> [Instructions to follow]: From the listing below, extract each entry exactly as written, minus the images.

> [Exercise inputs]:
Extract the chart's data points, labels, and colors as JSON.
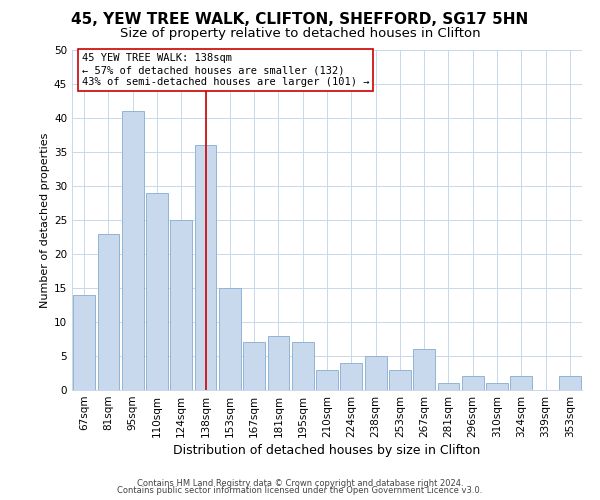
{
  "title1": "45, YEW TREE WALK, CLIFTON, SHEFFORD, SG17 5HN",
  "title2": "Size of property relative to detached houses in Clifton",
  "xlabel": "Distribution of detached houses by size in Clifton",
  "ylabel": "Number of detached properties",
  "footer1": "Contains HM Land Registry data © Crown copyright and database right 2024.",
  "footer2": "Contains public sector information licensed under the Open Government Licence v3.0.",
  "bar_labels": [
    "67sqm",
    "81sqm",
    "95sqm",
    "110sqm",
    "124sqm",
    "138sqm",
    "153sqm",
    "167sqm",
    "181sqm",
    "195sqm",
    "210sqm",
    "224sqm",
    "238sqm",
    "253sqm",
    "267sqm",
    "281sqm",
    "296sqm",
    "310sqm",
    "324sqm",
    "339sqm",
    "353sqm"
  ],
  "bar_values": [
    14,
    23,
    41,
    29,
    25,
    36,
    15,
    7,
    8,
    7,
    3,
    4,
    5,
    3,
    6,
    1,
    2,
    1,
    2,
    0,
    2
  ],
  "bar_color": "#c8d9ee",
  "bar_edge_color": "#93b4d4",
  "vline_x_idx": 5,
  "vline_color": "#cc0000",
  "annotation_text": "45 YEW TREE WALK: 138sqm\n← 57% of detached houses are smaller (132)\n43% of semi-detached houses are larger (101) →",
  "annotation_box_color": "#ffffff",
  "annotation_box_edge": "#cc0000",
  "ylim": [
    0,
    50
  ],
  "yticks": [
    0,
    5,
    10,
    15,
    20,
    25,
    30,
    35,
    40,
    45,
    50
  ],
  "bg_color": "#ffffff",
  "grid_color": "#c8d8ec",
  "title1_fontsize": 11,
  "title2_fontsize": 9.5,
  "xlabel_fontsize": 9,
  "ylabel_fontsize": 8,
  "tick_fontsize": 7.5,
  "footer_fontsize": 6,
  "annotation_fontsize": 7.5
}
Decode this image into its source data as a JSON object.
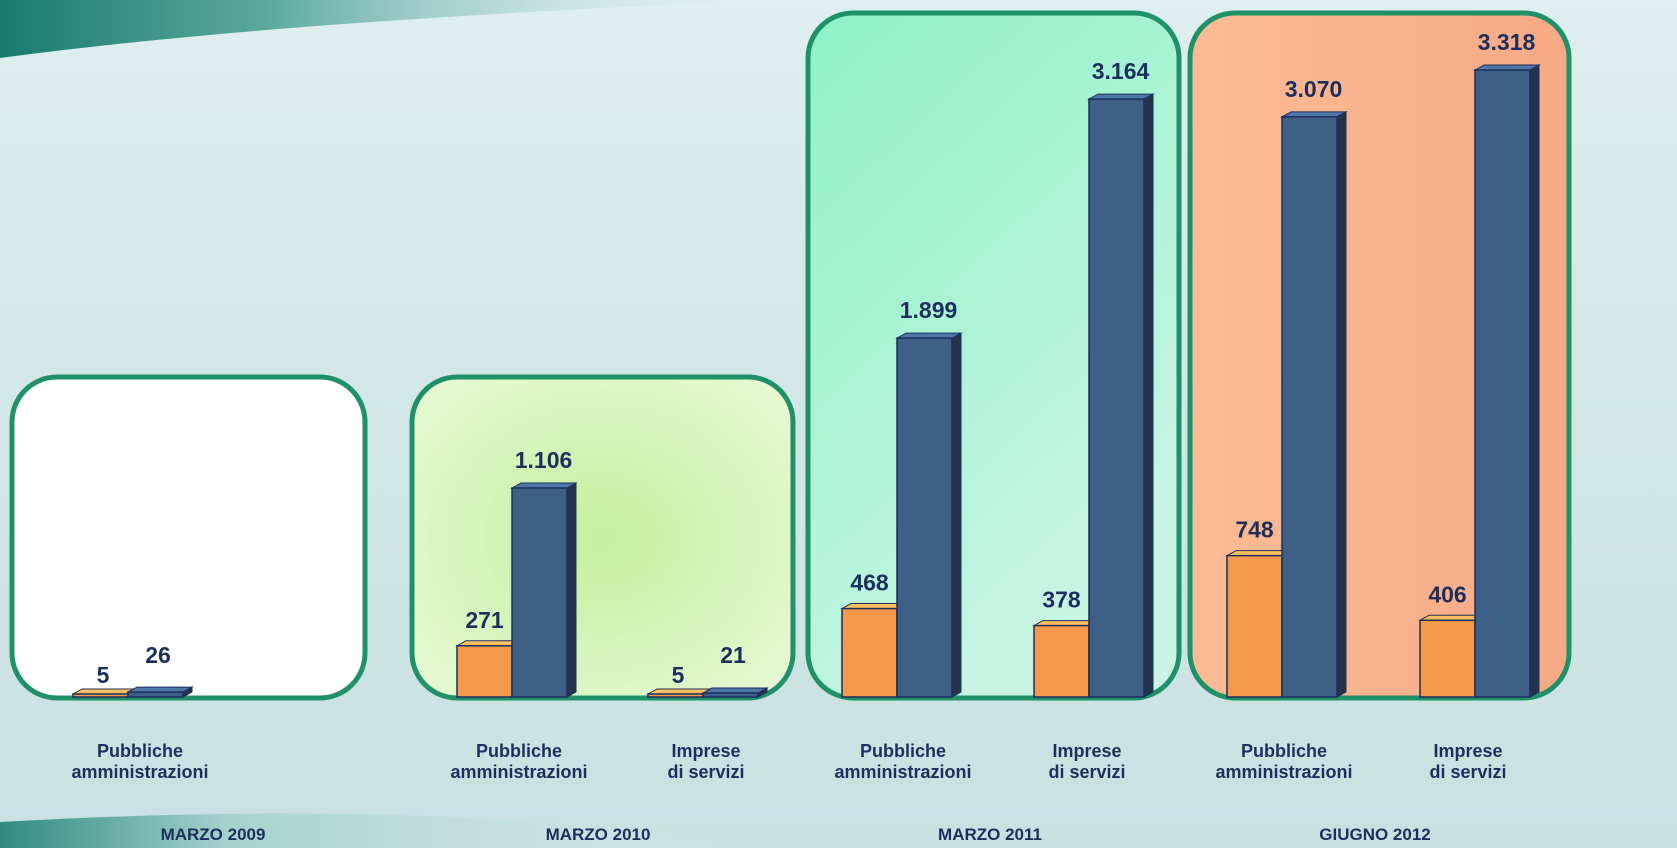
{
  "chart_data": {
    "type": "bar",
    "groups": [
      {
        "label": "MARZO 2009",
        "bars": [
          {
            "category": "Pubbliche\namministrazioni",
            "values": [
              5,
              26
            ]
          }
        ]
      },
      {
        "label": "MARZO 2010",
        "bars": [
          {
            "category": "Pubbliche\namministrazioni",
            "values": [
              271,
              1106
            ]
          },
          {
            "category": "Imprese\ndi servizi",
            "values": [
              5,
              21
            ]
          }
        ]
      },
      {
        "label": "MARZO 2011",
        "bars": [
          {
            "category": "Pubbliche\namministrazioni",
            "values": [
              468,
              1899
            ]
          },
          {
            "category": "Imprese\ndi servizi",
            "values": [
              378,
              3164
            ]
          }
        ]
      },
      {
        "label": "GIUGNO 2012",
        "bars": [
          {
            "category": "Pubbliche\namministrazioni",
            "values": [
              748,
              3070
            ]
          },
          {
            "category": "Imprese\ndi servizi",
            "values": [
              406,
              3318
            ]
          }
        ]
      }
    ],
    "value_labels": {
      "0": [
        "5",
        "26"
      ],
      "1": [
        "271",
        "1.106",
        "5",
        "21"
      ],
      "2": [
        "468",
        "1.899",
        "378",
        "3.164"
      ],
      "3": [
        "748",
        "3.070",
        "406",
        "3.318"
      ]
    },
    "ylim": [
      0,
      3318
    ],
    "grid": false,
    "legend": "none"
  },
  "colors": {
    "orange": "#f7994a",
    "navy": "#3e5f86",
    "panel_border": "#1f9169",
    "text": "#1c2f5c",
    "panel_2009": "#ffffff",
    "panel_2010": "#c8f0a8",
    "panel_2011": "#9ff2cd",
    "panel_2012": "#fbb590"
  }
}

> [Full solution]:
Extract the chart's data points, labels, and colors as JSON.
{
  "title1": "45, YEW TREE WALK, CLIFTON, SHEFFORD, SG17 5HN",
  "title2": "Size of property relative to detached houses in Clifton",
  "xlabel": "Distribution of detached houses by size in Clifton",
  "ylabel": "Number of detached properties",
  "footer1": "Contains HM Land Registry data © Crown copyright and database right 2024.",
  "footer2": "Contains public sector information licensed under the Open Government Licence v3.0.",
  "bar_labels": [
    "67sqm",
    "81sqm",
    "95sqm",
    "110sqm",
    "124sqm",
    "138sqm",
    "153sqm",
    "167sqm",
    "181sqm",
    "195sqm",
    "210sqm",
    "224sqm",
    "238sqm",
    "253sqm",
    "267sqm",
    "281sqm",
    "296sqm",
    "310sqm",
    "324sqm",
    "339sqm",
    "353sqm"
  ],
  "bar_values": [
    14,
    23,
    41,
    29,
    25,
    36,
    15,
    7,
    8,
    7,
    3,
    4,
    5,
    3,
    6,
    1,
    2,
    1,
    2,
    0,
    2
  ],
  "bar_color": "#c8d9ee",
  "bar_edge_color": "#93b4d4",
  "vline_x_idx": 5,
  "vline_color": "#cc0000",
  "annotation_text": "45 YEW TREE WALK: 138sqm\n← 57% of detached houses are smaller (132)\n43% of semi-detached houses are larger (101) →",
  "annotation_box_color": "#ffffff",
  "annotation_box_edge": "#cc0000",
  "ylim": [
    0,
    50
  ],
  "yticks": [
    0,
    5,
    10,
    15,
    20,
    25,
    30,
    35,
    40,
    45,
    50
  ],
  "bg_color": "#ffffff",
  "grid_color": "#c8d8ec",
  "title1_fontsize": 11,
  "title2_fontsize": 9.5,
  "xlabel_fontsize": 9,
  "ylabel_fontsize": 8,
  "tick_fontsize": 7.5,
  "footer_fontsize": 6,
  "annotation_fontsize": 7.5
}
Decode this image into its source data as a JSON object.
{
  "chart_data": {
    "type": "bar",
    "groups": [
      {
        "label": "MARZO 2009",
        "bars": [
          {
            "category": "Pubbliche\namministrazioni",
            "values": [
              5,
              26
            ]
          }
        ]
      },
      {
        "label": "MARZO 2010",
        "bars": [
          {
            "category": "Pubbliche\namministrazioni",
            "values": [
              271,
              1106
            ]
          },
          {
            "category": "Imprese\ndi servizi",
            "values": [
              5,
              21
            ]
          }
        ]
      },
      {
        "label": "MARZO 2011",
        "bars": [
          {
            "category": "Pubbliche\namministrazioni",
            "values": [
              468,
              1899
            ]
          },
          {
            "category": "Imprese\ndi servizi",
            "values": [
              378,
              3164
            ]
          }
        ]
      },
      {
        "label": "GIUGNO 2012",
        "bars": [
          {
            "category": "Pubbliche\namministrazioni",
            "values": [
              748,
              3070
            ]
          },
          {
            "category": "Imprese\ndi servizi",
            "values": [
              406,
              3318
            ]
          }
        ]
      }
    ],
    "value_labels": {
      "0": [
        "5",
        "26"
      ],
      "1": [
        "271",
        "1.106",
        "5",
        "21"
      ],
      "2": [
        "468",
        "1.899",
        "378",
        "3.164"
      ],
      "3": [
        "748",
        "3.070",
        "406",
        "3.318"
      ]
    },
    "ylim": [
      0,
      3318
    ],
    "grid": false,
    "legend": "none"
  },
  "colors": {
    "orange": "#f7994a",
    "navy": "#3e5f86",
    "panel_border": "#1f9169",
    "text": "#1c2f5c",
    "panel_2009": "#ffffff",
    "panel_2010": "#c8f0a8",
    "panel_2011": "#9ff2cd",
    "panel_2012": "#fbb590"
  }
}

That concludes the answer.